═════ LISTED RECORDS

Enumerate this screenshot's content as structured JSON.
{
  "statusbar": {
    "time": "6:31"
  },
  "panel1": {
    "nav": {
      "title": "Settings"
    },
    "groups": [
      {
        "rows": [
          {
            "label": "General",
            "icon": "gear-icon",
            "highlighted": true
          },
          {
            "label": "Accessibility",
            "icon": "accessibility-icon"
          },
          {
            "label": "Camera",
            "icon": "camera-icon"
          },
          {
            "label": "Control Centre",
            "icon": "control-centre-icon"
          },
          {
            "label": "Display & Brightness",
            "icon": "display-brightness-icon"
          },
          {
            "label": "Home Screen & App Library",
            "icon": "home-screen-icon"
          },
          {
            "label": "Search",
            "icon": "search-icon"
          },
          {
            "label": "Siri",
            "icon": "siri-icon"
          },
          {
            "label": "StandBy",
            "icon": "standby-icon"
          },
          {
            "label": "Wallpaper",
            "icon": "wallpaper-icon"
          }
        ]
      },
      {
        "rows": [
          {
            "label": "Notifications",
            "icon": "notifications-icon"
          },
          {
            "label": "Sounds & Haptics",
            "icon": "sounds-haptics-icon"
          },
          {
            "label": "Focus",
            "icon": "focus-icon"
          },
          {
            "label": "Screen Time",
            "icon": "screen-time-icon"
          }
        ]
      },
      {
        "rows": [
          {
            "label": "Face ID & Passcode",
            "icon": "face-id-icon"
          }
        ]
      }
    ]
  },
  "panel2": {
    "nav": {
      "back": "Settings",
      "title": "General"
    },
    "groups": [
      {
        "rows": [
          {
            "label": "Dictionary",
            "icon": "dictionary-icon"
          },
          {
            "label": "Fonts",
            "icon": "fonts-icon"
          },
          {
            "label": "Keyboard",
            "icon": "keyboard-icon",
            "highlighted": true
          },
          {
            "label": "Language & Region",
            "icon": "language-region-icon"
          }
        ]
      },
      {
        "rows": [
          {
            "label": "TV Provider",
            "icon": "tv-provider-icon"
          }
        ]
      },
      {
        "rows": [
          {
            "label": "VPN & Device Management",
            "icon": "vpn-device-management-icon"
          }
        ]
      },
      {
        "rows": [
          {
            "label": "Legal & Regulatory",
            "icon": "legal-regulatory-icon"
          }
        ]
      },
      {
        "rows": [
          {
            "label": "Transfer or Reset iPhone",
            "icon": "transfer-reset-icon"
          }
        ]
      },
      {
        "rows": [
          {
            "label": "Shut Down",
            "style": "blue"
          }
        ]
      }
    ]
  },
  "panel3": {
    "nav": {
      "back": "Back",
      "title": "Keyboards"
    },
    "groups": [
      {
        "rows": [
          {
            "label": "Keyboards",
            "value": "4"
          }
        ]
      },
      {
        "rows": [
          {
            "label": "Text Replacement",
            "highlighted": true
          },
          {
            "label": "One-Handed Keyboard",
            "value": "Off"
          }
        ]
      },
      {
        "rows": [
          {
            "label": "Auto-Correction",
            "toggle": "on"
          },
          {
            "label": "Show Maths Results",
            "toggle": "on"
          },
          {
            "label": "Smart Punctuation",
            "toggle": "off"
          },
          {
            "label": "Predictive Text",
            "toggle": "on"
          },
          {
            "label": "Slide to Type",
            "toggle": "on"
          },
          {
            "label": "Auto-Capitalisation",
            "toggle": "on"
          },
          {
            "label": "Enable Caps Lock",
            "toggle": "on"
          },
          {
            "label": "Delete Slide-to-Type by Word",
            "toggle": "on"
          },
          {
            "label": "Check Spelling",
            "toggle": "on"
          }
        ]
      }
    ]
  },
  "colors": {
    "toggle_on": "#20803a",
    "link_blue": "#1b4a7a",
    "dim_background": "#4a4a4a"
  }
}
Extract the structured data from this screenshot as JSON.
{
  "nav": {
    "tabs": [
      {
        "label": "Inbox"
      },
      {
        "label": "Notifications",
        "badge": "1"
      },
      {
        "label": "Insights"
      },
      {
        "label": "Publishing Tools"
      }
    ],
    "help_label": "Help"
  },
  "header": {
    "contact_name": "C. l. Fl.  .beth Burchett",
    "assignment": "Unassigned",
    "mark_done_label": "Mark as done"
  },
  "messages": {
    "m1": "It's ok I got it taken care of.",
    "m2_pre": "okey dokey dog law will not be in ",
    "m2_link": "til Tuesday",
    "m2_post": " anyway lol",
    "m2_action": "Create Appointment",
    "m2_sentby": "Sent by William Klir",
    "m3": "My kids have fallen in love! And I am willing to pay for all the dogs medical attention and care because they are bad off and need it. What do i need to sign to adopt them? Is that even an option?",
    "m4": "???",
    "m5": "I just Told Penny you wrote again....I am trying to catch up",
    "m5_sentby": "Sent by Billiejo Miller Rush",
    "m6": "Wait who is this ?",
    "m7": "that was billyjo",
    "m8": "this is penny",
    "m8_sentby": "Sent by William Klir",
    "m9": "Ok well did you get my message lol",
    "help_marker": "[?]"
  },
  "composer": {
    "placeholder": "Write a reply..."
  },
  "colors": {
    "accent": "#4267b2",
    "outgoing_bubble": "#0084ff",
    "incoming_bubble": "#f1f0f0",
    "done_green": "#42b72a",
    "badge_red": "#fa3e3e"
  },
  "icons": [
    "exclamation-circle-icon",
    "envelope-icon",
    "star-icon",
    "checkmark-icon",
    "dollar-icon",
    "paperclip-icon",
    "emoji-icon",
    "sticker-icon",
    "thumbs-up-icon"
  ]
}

══════════

▶ **SET EXERCISE**:
Output the complete data exactly as written.

▶ **RESPONSE**:
Enumerate this screenshot's content as structured JSON.
{
  "statusbar": {
    "time": "6:31"
  },
  "panel1": {
    "nav": {
      "title": "Settings"
    },
    "groups": [
      {
        "rows": [
          {
            "label": "General",
            "icon": "gear-icon",
            "highlighted": true
          },
          {
            "label": "Accessibility",
            "icon": "accessibility-icon"
          },
          {
            "label": "Camera",
            "icon": "camera-icon"
          },
          {
            "label": "Control Centre",
            "icon": "control-centre-icon"
          },
          {
            "label": "Display & Brightness",
            "icon": "display-brightness-icon"
          },
          {
            "label": "Home Screen & App Library",
            "icon": "home-screen-icon"
          },
          {
            "label": "Search",
            "icon": "search-icon"
          },
          {
            "label": "Siri",
            "icon": "siri-icon"
          },
          {
            "label": "StandBy",
            "icon": "standby-icon"
          },
          {
            "label": "Wallpaper",
            "icon": "wallpaper-icon"
          }
        ]
      },
      {
        "rows": [
          {
            "label": "Notifications",
            "icon": "notifications-icon"
          },
          {
            "label": "Sounds & Haptics",
            "icon": "sounds-haptics-icon"
          },
          {
            "label": "Focus",
            "icon": "focus-icon"
          },
          {
            "label": "Screen Time",
            "icon": "screen-time-icon"
          }
        ]
      },
      {
        "rows": [
          {
            "label": "Face ID & Passcode",
            "icon": "face-id-icon"
          }
        ]
      }
    ]
  },
  "panel2": {
    "nav": {
      "back": "Settings",
      "title": "General"
    },
    "groups": [
      {
        "rows": [
          {
            "label": "Dictionary",
            "icon": "dictionary-icon"
          },
          {
            "label": "Fonts",
            "icon": "fonts-icon"
          },
          {
            "label": "Keyboard",
            "icon": "keyboard-icon",
            "highlighted": true
          },
          {
            "label": "Language & Region",
            "icon": "language-region-icon"
          }
        ]
      },
      {
        "rows": [
          {
            "label": "TV Provider",
            "icon": "tv-provider-icon"
          }
        ]
      },
      {
        "rows": [
          {
            "label": "VPN & Device Management",
            "icon": "vpn-device-management-icon"
          }
        ]
      },
      {
        "rows": [
          {
            "label": "Legal & Regulatory",
            "icon": "legal-regulatory-icon"
          }
        ]
      },
      {
        "rows": [
          {
            "label": "Transfer or Reset iPhone",
            "icon": "transfer-reset-icon"
          }
        ]
      },
      {
        "rows": [
          {
            "label": "Shut Down",
            "style": "blue"
          }
        ]
      }
    ]
  },
  "panel3": {
    "nav": {
      "back": "Back",
      "title": "Keyboards"
    },
    "groups": [
      {
        "rows": [
          {
            "label": "Keyboards",
            "value": "4"
          }
        ]
      },
      {
        "rows": [
          {
            "label": "Text Replacement",
            "highlighted": true
          },
          {
            "label": "One-Handed Keyboard",
            "value": "Off"
          }
        ]
      },
      {
        "rows": [
          {
            "label": "Auto-Correction",
            "toggle": "on"
          },
          {
            "label": "Show Maths Results",
            "toggle": "on"
          },
          {
            "label": "Smart Punctuation",
            "toggle": "off"
          },
          {
            "label": "Predictive Text",
            "toggle": "on"
          },
          {
            "label": "Slide to Type",
            "toggle": "on"
          },
          {
            "label": "Auto-Capitalisation",
            "toggle": "on"
          },
          {
            "label": "Enable Caps Lock",
            "toggle": "on"
          },
          {
            "label": "Delete Slide-to-Type by Word",
            "toggle": "on"
          },
          {
            "label": "Check Spelling",
            "toggle": "on"
          }
        ]
      }
    ]
  },
  "colors": {
    "toggle_on": "#20803a",
    "link_blue": "#1b4a7a",
    "dim_background": "#4a4a4a"
  }
}
Extract the structured data from this screenshot as JSON.
{
  "nav": {
    "tabs": [
      {
        "label": "Inbox"
      },
      {
        "label": "Notifications",
        "badge": "1"
      },
      {
        "label": "Insights"
      },
      {
        "label": "Publishing Tools"
      }
    ],
    "help_label": "Help"
  },
  "header": {
    "contact_name": "C. l. Fl.  .beth Burchett",
    "assignment": "Unassigned",
    "mark_done_label": "Mark as done"
  },
  "messages": {
    "m1": "It's ok I got it taken care of.",
    "m2_pre": "okey dokey dog law will not be in ",
    "m2_link": "til Tuesday",
    "m2_post": " anyway lol",
    "m2_action": "Create Appointment",
    "m2_sentby": "Sent by William Klir",
    "m3": "My kids have fallen in love! And I am willing to pay for all the dogs medical attention and care because they are bad off and need it. What do i need to sign to adopt them? Is that even an option?",
    "m4": "???",
    "m5": "I just Told Penny you wrote again....I am trying to catch up",
    "m5_sentby": "Sent by Billiejo Miller Rush",
    "m6": "Wait who is this ?",
    "m7": "that was billyjo",
    "m8": "this is penny",
    "m8_sentby": "Sent by William Klir",
    "m9": "Ok well did you get my message lol",
    "help_marker": "[?]"
  },
  "composer": {
    "placeholder": "Write a reply..."
  },
  "colors": {
    "accent": "#4267b2",
    "outgoing_bubble": "#0084ff",
    "incoming_bubble": "#f1f0f0",
    "done_green": "#42b72a",
    "badge_red": "#fa3e3e"
  },
  "icons": [
    "exclamation-circle-icon",
    "envelope-icon",
    "star-icon",
    "checkmark-icon",
    "dollar-icon",
    "paperclip-icon",
    "emoji-icon",
    "sticker-icon",
    "thumbs-up-icon"
  ]
}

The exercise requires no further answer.